#### Data for processing ####
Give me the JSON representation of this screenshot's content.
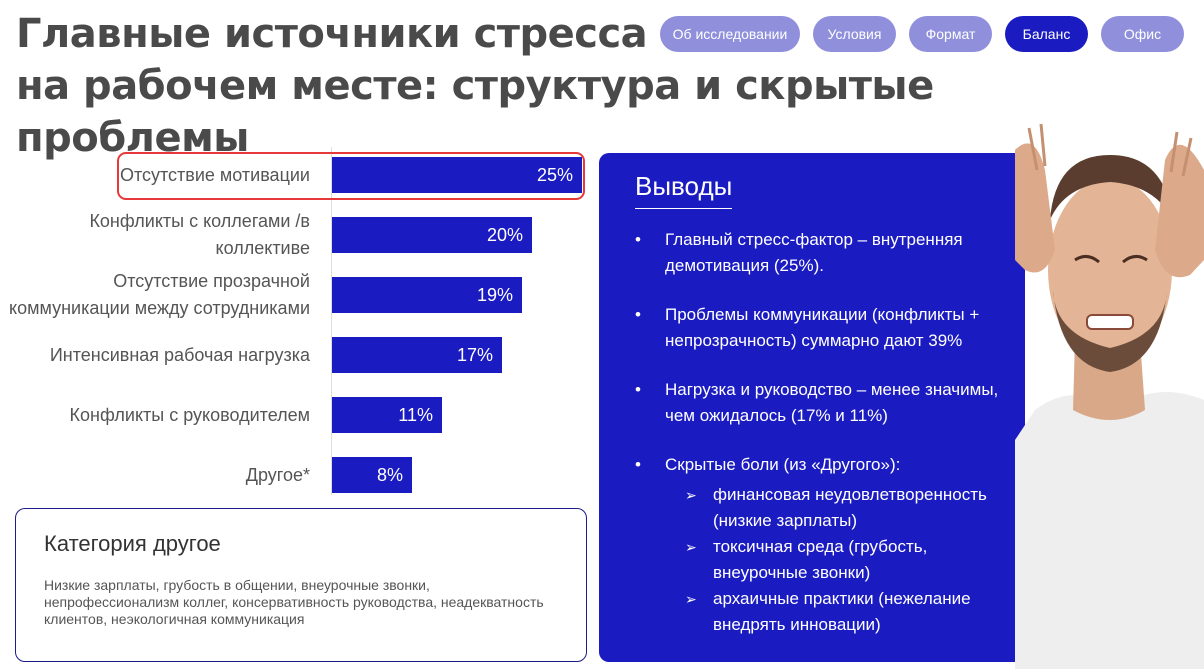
{
  "title": {
    "line1": "Главные источники стресса",
    "line2": "на рабочем месте: структура и скрытые проблемы"
  },
  "nav": {
    "items": [
      {
        "label": "Об исследовании",
        "active": false
      },
      {
        "label": "Условия",
        "active": false
      },
      {
        "label": "Формат",
        "active": false
      },
      {
        "label": "Баланс",
        "active": true
      },
      {
        "label": "Офис",
        "active": false
      }
    ]
  },
  "chart_data": {
    "type": "bar",
    "orientation": "horizontal",
    "categories": [
      "Отсутствие мотивации",
      "Конфликты с коллегами /в коллективе",
      "Отсутствие прозрачной коммуникации между сотрудниками",
      "Интенсивная рабочая нагрузка",
      "Конфликты с руководителем",
      "Другое*"
    ],
    "values": [
      25,
      20,
      19,
      17,
      11,
      8
    ],
    "value_labels": [
      "25%",
      "20%",
      "19%",
      "17%",
      "11%",
      "8%"
    ],
    "highlighted_category": "Отсутствие мотивации",
    "bar_color": "#1b1bc2",
    "highlight_color": "#e63a3a",
    "xlim": [
      0,
      25
    ]
  },
  "other_category": {
    "heading": "Категория другое",
    "text": "Низкие зарплаты, грубость в общении, внеурочные звонки, непрофессионализм коллег, консервативность руководства, неадекватность клиентов, неэкологичная коммуникация"
  },
  "conclusions": {
    "heading": "Выводы",
    "items": [
      "Главный стресс-фактор – внутренняя демотивация (25%).",
      "Проблемы коммуникации (конфликты + непрозрачность) суммарно дают 39%",
      "Нагрузка и руководство – менее значимы, чем ожидалось (17% и 11%)",
      "Скрытые боли (из «Другого»):"
    ],
    "sub_items": [
      "финансовая неудовлетворенность (низкие зарплаты)",
      "токсичная среда (грубость, внеурочные звонки)",
      "архаичные практики (нежелание внедрять инновации)"
    ]
  },
  "colors": {
    "accent": "#1b1bc2",
    "pill_inactive": "#8f8fdc",
    "highlight_border": "#e63a3a",
    "title_text": "#4a4a4a"
  }
}
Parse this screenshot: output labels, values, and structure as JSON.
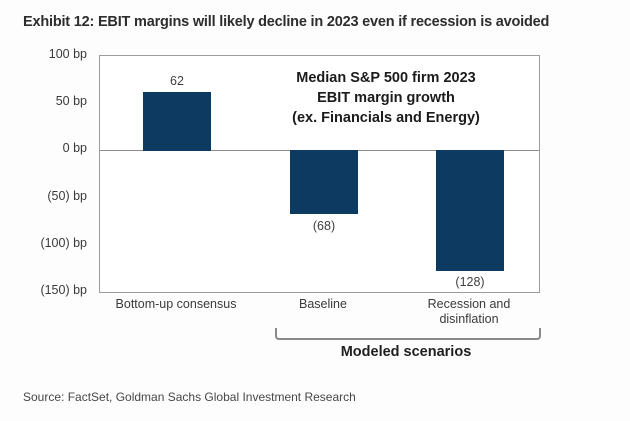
{
  "title": "Exhibit 12: EBIT margins will likely decline in 2023 even if recession is avoided",
  "source": "Source: FactSet, Goldman Sachs Global Investment Research",
  "colors": {
    "bar": "#0d3a60",
    "plot_border": "#9b9b9b",
    "label_text": "#3a3a3a"
  },
  "chart_data": {
    "type": "bar",
    "categories": [
      "Bottom-up consensus",
      "Baseline",
      "Recession and disinflation"
    ],
    "values": [
      62,
      -68,
      -128
    ],
    "data_labels": [
      "62",
      "(68)",
      "(128)"
    ],
    "y_ticks": [
      {
        "value": 100,
        "label": "100 bp"
      },
      {
        "value": 50,
        "label": "50 bp"
      },
      {
        "value": 0,
        "label": "0 bp"
      },
      {
        "value": -50,
        "label": "(50) bp"
      },
      {
        "value": -100,
        "label": "(100) bp"
      },
      {
        "value": -150,
        "label": "(150) bp"
      }
    ],
    "ylim": [
      -150,
      100
    ],
    "grid": "zero-line-only",
    "legend": "none",
    "bar_color": "#0d3a60",
    "annotation": {
      "line1": "Median S&P 500 firm 2023",
      "line2": "EBIT margin growth",
      "line3": "(ex. Financials and Energy)"
    },
    "bracket": {
      "label": "Modeled scenarios",
      "spans_categories": [
        "Baseline",
        "Recession and disinflation"
      ]
    }
  }
}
####
• Request: Pictures must be left out. Repeat exactly the lines from the one containing "Parse this screenshot: output" through the final line of the data.

• Full response:
Parse this screenshot: output labels, values, and structure as JSON.
{
  "title": "Exhibit 12: EBIT margins will likely decline in 2023 even if recession is avoided",
  "source": "Source: FactSet, Goldman Sachs Global Investment Research",
  "colors": {
    "bar": "#0d3a60",
    "plot_border": "#9b9b9b",
    "label_text": "#3a3a3a"
  },
  "chart_data": {
    "type": "bar",
    "categories": [
      "Bottom-up consensus",
      "Baseline",
      "Recession and disinflation"
    ],
    "values": [
      62,
      -68,
      -128
    ],
    "data_labels": [
      "62",
      "(68)",
      "(128)"
    ],
    "y_ticks": [
      {
        "value": 100,
        "label": "100 bp"
      },
      {
        "value": 50,
        "label": "50 bp"
      },
      {
        "value": 0,
        "label": "0 bp"
      },
      {
        "value": -50,
        "label": "(50) bp"
      },
      {
        "value": -100,
        "label": "(100) bp"
      },
      {
        "value": -150,
        "label": "(150) bp"
      }
    ],
    "ylim": [
      -150,
      100
    ],
    "grid": "zero-line-only",
    "legend": "none",
    "bar_color": "#0d3a60",
    "annotation": {
      "line1": "Median S&P 500 firm 2023",
      "line2": "EBIT margin growth",
      "line3": "(ex. Financials and Energy)"
    },
    "bracket": {
      "label": "Modeled scenarios",
      "spans_categories": [
        "Baseline",
        "Recession and disinflation"
      ]
    }
  }
}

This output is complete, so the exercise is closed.